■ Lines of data
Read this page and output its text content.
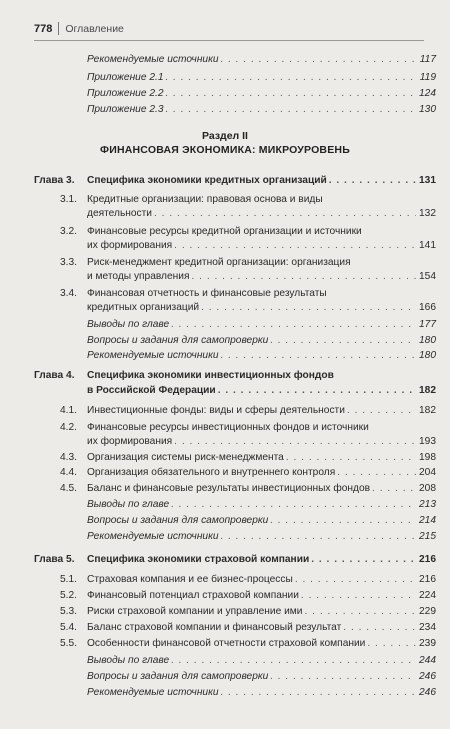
778 Оглавление
Рекомендуемые источники . . .	117
Приложение 2.1 . . .	119
Приложение 2.2 . . .	124
Приложение 2.3 . . .	130
Раздел II
ФИНАНСОВАЯ ЭКОНОМИКА: МИКРОУРОВЕНЬ
Глава 3. Специфика экономики кредитных организаций . . .	131
3.1. Кредитные организации: правовая основа и виды
деятельности . . .	132
3.2. Финансовые ресурсы кредитной организации и источники
их формирования . . .	141
3.3. Риск-менеджмент кредитной организации: организация
и методы управления . . .	154
3.4. Финансовая отчетность и финансовые результаты
кредитных организаций . . .	166
Выводы по главе . . .	177
Вопросы и задания для самопроверки . . .	180
Рекомендуемые источники . . .	180
Глава 4. Специфика экономики инвестиционных фондов
в Российской Федерации . . .	182
4.1. Инвестиционные фонды: виды и сферы деятельности . . .	182
4.2. Финансовые ресурсы инвестиционных фондов и источники
их формирования . . .	193
4.3. Организация системы риск-менеджмента . . .	198
4.4. Организация обязательного и внутреннего контроля . . .	204
4.5. Баланс и финансовые результаты инвестиционных фондов . . .	208
Выводы по главе . . .	213
Вопросы и задания для самопроверки . . .	214
Рекомендуемые источники . . .	215
Глава 5. Специфика экономики страховой компании . . .	216
5.1. Страховая компания и ее бизнес-процессы . . .	216
5.2. Финансовый потенциал страховой компании . . .	224
5.3. Риски страховой компании и управление ими . . .	229
5.4. Баланс страховой компании и финансовый результат . . .	234
5.5. Особенности финансовой отчетности страховой компании . . .	239
Выводы по главе . . .	244
Вопросы и задания для самопроверки . . .	246
Рекомендуемые источники . . .	246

■ Aim
Look above for every line with the word "организаций" and copy it.

■ The result
Глава 3. Специфика экономики кредитных организаций . . .	131
кредитных организаций . . .	166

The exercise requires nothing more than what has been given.